● **Estratto fornito**
----------

Un antidoto contro le ansie della settimana che ricomincia: parola di Gregorio Magno

Quando si parla di “vigilia” siamo abituati a pensare a quella del 24 dicembre, o tutt’al più a quella che precede ogni singola domenica o festività (e chi frequenta la Liturgia delle Ore sa che in quelle occasioni c’è la possibilità di praticare la bella preghiera dell’ufficio vigiliare); se però è vero, come è vero, che tutta la settimana è pensata per essere la scansione globale di un unico grande e universale giorno di festa, anche la domenica si trova in qualche modo ad essere una vigilia. La vigilia, appunto, del secondo giorno della grande festa settimanale: “Feria secunda” [= “Seconda festa”] è precisamente il nome latino del lunedì, e abbiamo già avuto modo di ricordare come lingue quali il portoghese conservino questo modo “ambiguo” di chiamare quello che comunque tutti considerano (a torto!) il primo giorno della settimana.

----------

● **Dati**

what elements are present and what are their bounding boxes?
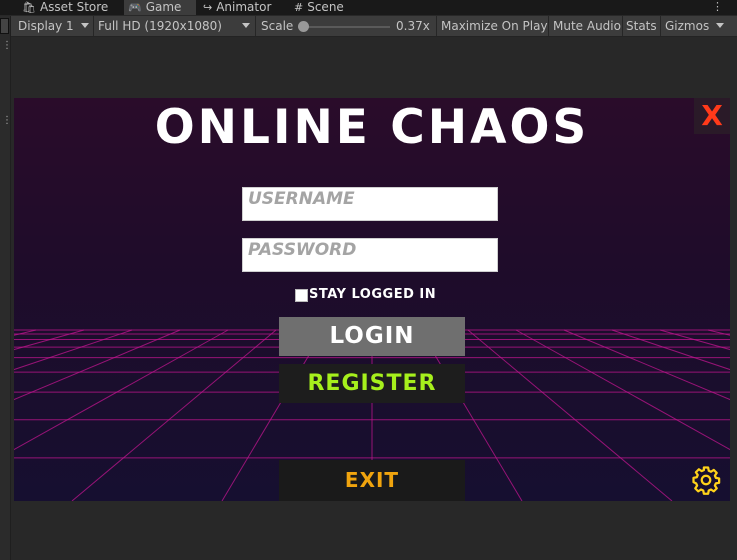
chevron-down-icon (242, 23, 250, 28)
scale-label: Scale (255, 16, 293, 36)
scale-slider-handle[interactable] (298, 21, 309, 32)
display-dropdown[interactable]: Display 1 (18, 16, 74, 36)
more-options-icon[interactable]: ⋮ (712, 0, 723, 13)
grid-line (14, 329, 133, 371)
left-panel-field (0, 18, 9, 34)
editor-tab-bar: 🛍 Asset Store 🎮 Game ↪ Animator # Scene ⋮ (0, 0, 737, 15)
tab-game[interactable]: 🎮 Game (124, 0, 196, 15)
chevron-down-icon (716, 23, 724, 28)
chevron-down-icon (81, 23, 89, 28)
game-view-bottom-area (14, 501, 730, 560)
stay-logged-in-label: Stay logged in (309, 287, 437, 302)
scale-slider-track[interactable] (298, 26, 390, 28)
settings-gear-icon[interactable] (691, 465, 721, 495)
tab-scene[interactable]: # Scene (294, 0, 344, 15)
mute-audio-toggle[interactable]: Mute Audio (548, 16, 621, 36)
grid-line (14, 329, 37, 336)
exit-button[interactable]: Exit (279, 460, 465, 501)
game-view[interactable]: Online Chaos X Username Password Stay lo… (14, 98, 730, 501)
drag-handle-icon[interactable]: ⋮ (2, 40, 12, 51)
left-panel-edge (0, 16, 11, 560)
hash-icon: # (294, 1, 304, 14)
password-field[interactable]: Password (242, 238, 498, 272)
tab-label: Scene (307, 0, 344, 14)
tab-label: Asset Store (39, 0, 109, 14)
game-title: Online Chaos (154, 100, 590, 155)
tab-asset-store[interactable]: 🛍 Asset Store (22, 0, 108, 15)
login-button[interactable]: Login (279, 317, 465, 356)
close-button[interactable]: X (694, 98, 730, 134)
resolution-label: Full HD (1920x1080) (98, 19, 222, 33)
grid-line (14, 329, 229, 451)
maximize-on-play-toggle[interactable]: Maximize On Play (436, 16, 548, 36)
animator-icon: ↪ (203, 1, 213, 14)
grid-line (467, 329, 673, 501)
grid-line (14, 329, 181, 401)
tab-animator[interactable]: ↪ Animator (203, 0, 271, 15)
display-label: Display 1 (18, 19, 74, 33)
drag-handle-icon[interactable]: ⋮ (2, 115, 12, 126)
grid-line (14, 329, 85, 351)
gizmos-dropdown[interactable]: Gizmos (660, 16, 709, 36)
stay-logged-in-checkbox[interactable] (295, 289, 308, 302)
username-field[interactable]: Username (242, 187, 498, 221)
resolution-dropdown[interactable]: Full HD (1920x1080) (93, 16, 222, 36)
stats-toggle[interactable]: Stats (622, 16, 657, 36)
tab-label: Game (145, 0, 182, 14)
gamepad-icon: 🎮 (128, 1, 142, 14)
register-button[interactable]: Register (279, 364, 465, 403)
scale-value: 0.37x (396, 19, 430, 33)
bag-icon: 🛍 (22, 1, 36, 14)
grid-line (71, 329, 277, 501)
tab-label: Animator (216, 0, 272, 14)
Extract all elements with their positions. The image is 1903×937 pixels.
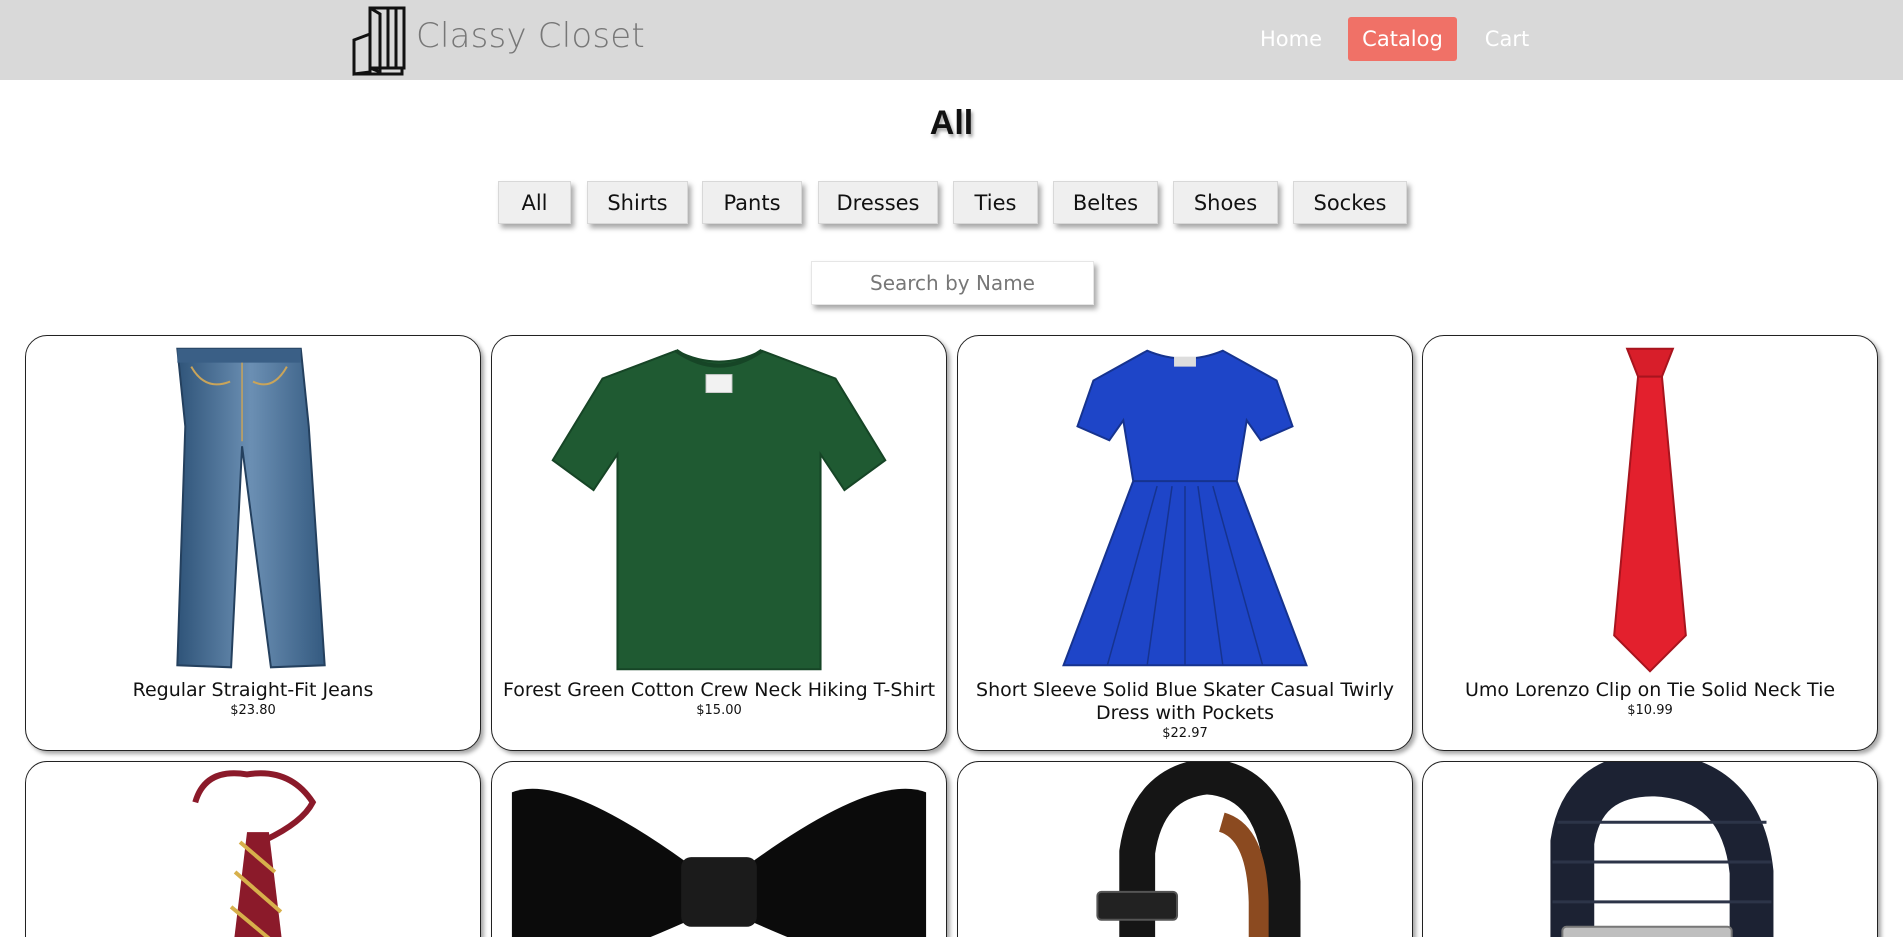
product-price: $23.80 — [230, 703, 276, 718]
category-button-shoes[interactable]: Shoes — [1173, 181, 1278, 224]
nav-catalog-link[interactable]: Catalog — [1348, 17, 1457, 61]
brand-name[interactable]: Classy Closet — [416, 16, 645, 56]
category-button-ties[interactable]: Ties — [953, 181, 1038, 224]
product-card[interactable]: Short Sleeve Solid Blue Skater Casual Tw… — [957, 335, 1413, 751]
striped-tie-image — [192, 770, 317, 937]
product-name[interactable]: Forest Green Cotton Crew Neck Hiking T-S… — [498, 679, 940, 702]
category-button-dresses[interactable]: Dresses — [818, 181, 938, 224]
product-card[interactable]: Umo Lorenzo Clip on Tie Solid Neck Tie $… — [1422, 335, 1878, 751]
product-price: $22.97 — [1162, 726, 1208, 741]
product-card[interactable]: Regular Straight-Fit Jeans $23.80 — [25, 335, 481, 751]
bow-tie-image — [511, 788, 927, 937]
product-card[interactable]: Forest Green Cotton Crew Neck Hiking T-S… — [491, 335, 947, 751]
product-price: $15.00 — [696, 703, 742, 718]
site-header: Classy Closet Home Catalog Cart — [0, 0, 1903, 80]
jeans-image — [176, 347, 326, 669]
category-button-all[interactable]: All — [498, 181, 571, 224]
product-name[interactable]: Regular Straight-Fit Jeans — [32, 679, 474, 702]
neck-tie-image — [1613, 347, 1687, 673]
product-card[interactable] — [957, 761, 1413, 937]
dress-image — [1062, 349, 1308, 667]
nav-cart-link[interactable]: Cart — [1478, 17, 1536, 61]
nav-home-link[interactable]: Home — [1256, 17, 1326, 61]
product-name[interactable]: Umo Lorenzo Clip on Tie Solid Neck Tie — [1429, 679, 1871, 702]
closet-logo-icon[interactable] — [350, 4, 408, 76]
product-price: $10.99 — [1627, 703, 1673, 718]
product-name[interactable]: Short Sleeve Solid Blue Skater Casual Tw… — [964, 679, 1406, 725]
product-card[interactable] — [491, 761, 947, 937]
product-card[interactable] — [1422, 761, 1878, 937]
page-title: All — [929, 104, 974, 142]
category-button-beltes[interactable]: Beltes — [1053, 181, 1158, 224]
product-card[interactable] — [25, 761, 481, 937]
leather-belt-image — [1096, 762, 1301, 937]
category-button-pants[interactable]: Pants — [702, 181, 802, 224]
canvas-belt-image — [1550, 762, 1774, 937]
category-button-shirts[interactable]: Shirts — [587, 181, 688, 224]
category-button-sockes[interactable]: Sockes — [1293, 181, 1407, 224]
t-shirt-image — [551, 349, 887, 671]
search-input[interactable] — [811, 261, 1094, 305]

----------

● **Compiti da svolgere**
- 1) Riporta la parte dell'estratto che comincia con "Quando si parla" e prosegue fino a "giorno della settimana.", chiamando "giornata del Signore" ciò che vi è detto "domenica".
- 2) Secondo l'estratto, qual è il nome latino del lunedì?
- 3) Riprendi l'estratto sulla vigilia domenicale e proseguilo a partire dalla sua ultima frase.

● **Soluzioni**
- 1)
Quando si parla di “vigilia” siamo abituati a pensare a quella del 24 dicembre, o tutt’al più a quella che precede ogni singola giornata del Signore o festività (e chi frequenta la Liturgia delle Ore sa che in quelle occasioni c’è la possibilità di praticare la bella preghiera dell’ufficio vigiliare); se però è vero, come è vero, che tutta la settimana è pensata per essere la scansione globale di un unico grande e universale giorno di festa, anche la giornata del Signore si trova in qualche modo ad essere una vigilia. La vigilia, appunto, del secondo giorno della grande festa settimanale: “Feria secunda” [= “Seconda festa”] è precisamente il nome latino del lunedì, e abbiamo già avuto modo di ricordare come lingue quali il portoghese conservino questo modo “ambiguo” di chiamare quello che comunque tutti considerano (a torto!) il primo giorno della settimana.

- 2) Il nome latino del lunedì è "Feria secunda", cioè "Seconda festa".

- 3)
Tra i tanti magnifici inni della tradizione innologica latina se ne trova uno, molto antico, sulle quali per varie ragioni vale la pena soffermarsi: l’“Immense cæli Conditor” risulta attestato fin dall’epoca gregoriana, e fin da allora lo si attribuisce al solito sant’Ambrogio. Ora, visto che non dovrebbe più farci impressione il procedimento per cui un autore antico (i moderni hanno altri vezzi) legava i proprî componimenti a nomi di autori più affermati di lui, nulla vieta di pensare che il grande compositore di questa meravigliosa lirica sia lo stesso Gregorio I, il Papa che paradossalmente passò alla storia come “Gregorio Magno” anche per la squisita delicatezza del tratto, per il quale usava firmarsi “servo dei servi di Dio.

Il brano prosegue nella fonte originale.